(Some records)
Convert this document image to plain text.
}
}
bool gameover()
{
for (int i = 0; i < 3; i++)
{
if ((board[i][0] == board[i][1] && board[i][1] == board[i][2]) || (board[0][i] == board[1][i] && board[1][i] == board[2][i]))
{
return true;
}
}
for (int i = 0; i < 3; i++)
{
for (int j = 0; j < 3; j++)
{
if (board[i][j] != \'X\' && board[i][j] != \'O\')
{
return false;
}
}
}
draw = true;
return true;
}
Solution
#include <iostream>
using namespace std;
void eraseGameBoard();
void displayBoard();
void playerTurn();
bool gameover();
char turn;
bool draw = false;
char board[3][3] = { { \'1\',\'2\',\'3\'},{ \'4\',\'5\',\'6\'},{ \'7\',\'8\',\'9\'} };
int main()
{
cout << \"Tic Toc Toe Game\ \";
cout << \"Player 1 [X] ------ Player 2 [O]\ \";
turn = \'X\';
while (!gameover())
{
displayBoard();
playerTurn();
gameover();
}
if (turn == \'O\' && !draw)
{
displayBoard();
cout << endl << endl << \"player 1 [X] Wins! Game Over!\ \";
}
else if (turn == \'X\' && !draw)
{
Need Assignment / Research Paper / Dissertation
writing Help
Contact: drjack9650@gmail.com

■ **Instructions for the task**
Here, the records must be output exactly and in full.

■ **Solution**
Convert this document image to plain text.
}
}
bool gameover()
{
for (int i = 0; i < 3; i++)
{
if ((board[i][0] == board[i][1] && board[i][1] == board[i][2]) || (board[0][i] == board[1][i] && board[1][i] == board[2][i]))
{
return true;
}
}
for (int i = 0; i < 3; i++)
{
for (int j = 0; j < 3; j++)
{
if (board[i][j] != \'X\' && board[i][j] != \'O\')
{
return false;
}
}
}
draw = true;
return true;
}
Solution
#include <iostream>
using namespace std;
void eraseGameBoard();
void displayBoard();
void playerTurn();
bool gameover();
char turn;
bool draw = false;
char board[3][3] = { { \'1\',\'2\',\'3\'},{ \'4\',\'5\',\'6\'},{ \'7\',\'8\',\'9\'} };
int main()
{
cout << \"Tic Toc Toe Game\ \";
cout << \"Player 1 [X] ------ Player 2 [O]\ \";
turn = \'X\';
while (!gameover())
{
displayBoard();
playerTurn();
gameover();
}
if (turn == \'O\' && !draw)
{
displayBoard();
cout << endl << endl << \"player 1 [X] Wins! Game Over!\ \";
}
else if (turn == \'X\' && !draw)
{
Need Assignment / Research Paper / Dissertation
writing Help
Contact: drjack9650@gmail.com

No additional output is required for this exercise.